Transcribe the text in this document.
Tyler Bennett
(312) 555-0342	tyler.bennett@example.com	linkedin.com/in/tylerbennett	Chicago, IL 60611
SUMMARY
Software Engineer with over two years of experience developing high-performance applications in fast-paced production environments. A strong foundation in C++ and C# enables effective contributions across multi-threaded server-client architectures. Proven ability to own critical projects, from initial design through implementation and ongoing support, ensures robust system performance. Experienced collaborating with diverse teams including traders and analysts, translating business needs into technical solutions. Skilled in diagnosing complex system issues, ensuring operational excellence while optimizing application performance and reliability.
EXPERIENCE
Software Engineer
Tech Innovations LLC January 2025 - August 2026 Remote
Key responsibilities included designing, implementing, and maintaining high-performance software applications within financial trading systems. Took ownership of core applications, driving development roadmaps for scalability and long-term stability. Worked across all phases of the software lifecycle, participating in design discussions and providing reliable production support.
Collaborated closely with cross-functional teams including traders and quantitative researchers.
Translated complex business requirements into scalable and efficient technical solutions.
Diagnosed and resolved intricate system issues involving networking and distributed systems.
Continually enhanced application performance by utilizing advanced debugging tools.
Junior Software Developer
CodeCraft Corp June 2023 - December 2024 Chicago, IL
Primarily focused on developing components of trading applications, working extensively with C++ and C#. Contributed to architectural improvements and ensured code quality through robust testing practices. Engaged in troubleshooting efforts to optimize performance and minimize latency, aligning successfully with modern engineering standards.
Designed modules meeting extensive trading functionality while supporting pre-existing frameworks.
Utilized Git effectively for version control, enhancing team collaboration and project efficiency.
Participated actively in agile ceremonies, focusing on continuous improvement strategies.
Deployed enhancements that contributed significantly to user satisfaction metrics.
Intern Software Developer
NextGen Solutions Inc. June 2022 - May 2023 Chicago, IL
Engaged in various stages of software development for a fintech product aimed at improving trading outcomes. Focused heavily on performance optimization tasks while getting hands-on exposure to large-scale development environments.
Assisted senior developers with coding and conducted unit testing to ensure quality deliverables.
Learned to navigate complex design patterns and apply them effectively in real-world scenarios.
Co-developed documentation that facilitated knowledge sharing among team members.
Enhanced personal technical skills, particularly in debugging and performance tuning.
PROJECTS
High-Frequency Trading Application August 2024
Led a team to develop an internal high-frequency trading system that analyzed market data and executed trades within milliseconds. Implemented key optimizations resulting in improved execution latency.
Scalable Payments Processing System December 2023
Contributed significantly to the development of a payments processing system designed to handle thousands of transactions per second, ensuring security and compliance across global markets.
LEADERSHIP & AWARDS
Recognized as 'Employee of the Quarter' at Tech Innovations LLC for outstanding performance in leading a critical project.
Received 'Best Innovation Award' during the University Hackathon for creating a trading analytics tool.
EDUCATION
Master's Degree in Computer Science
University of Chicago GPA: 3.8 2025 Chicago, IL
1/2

### [AIM]
From the entries above, return each line with the word "business" in it.

### [THE COMPLETED TASK]
Software Engineer with over two years of experience developing high-performance applications in fast-paced production environments. A strong foundation in C++ and C# enables effective contributions across multi-threaded server-client architectures. Proven ability to own critical projects, from initial design through implementation and ongoing support, ensures robust system performance. Experienced collaborating with diverse teams including traders and analysts, translating business needs into technical solutions. Skilled in diagnosing complex system issues, ensuring operational excellence while optimizing application performance and reliability.
Translated complex business requirements into scalable and efficient technical solutions.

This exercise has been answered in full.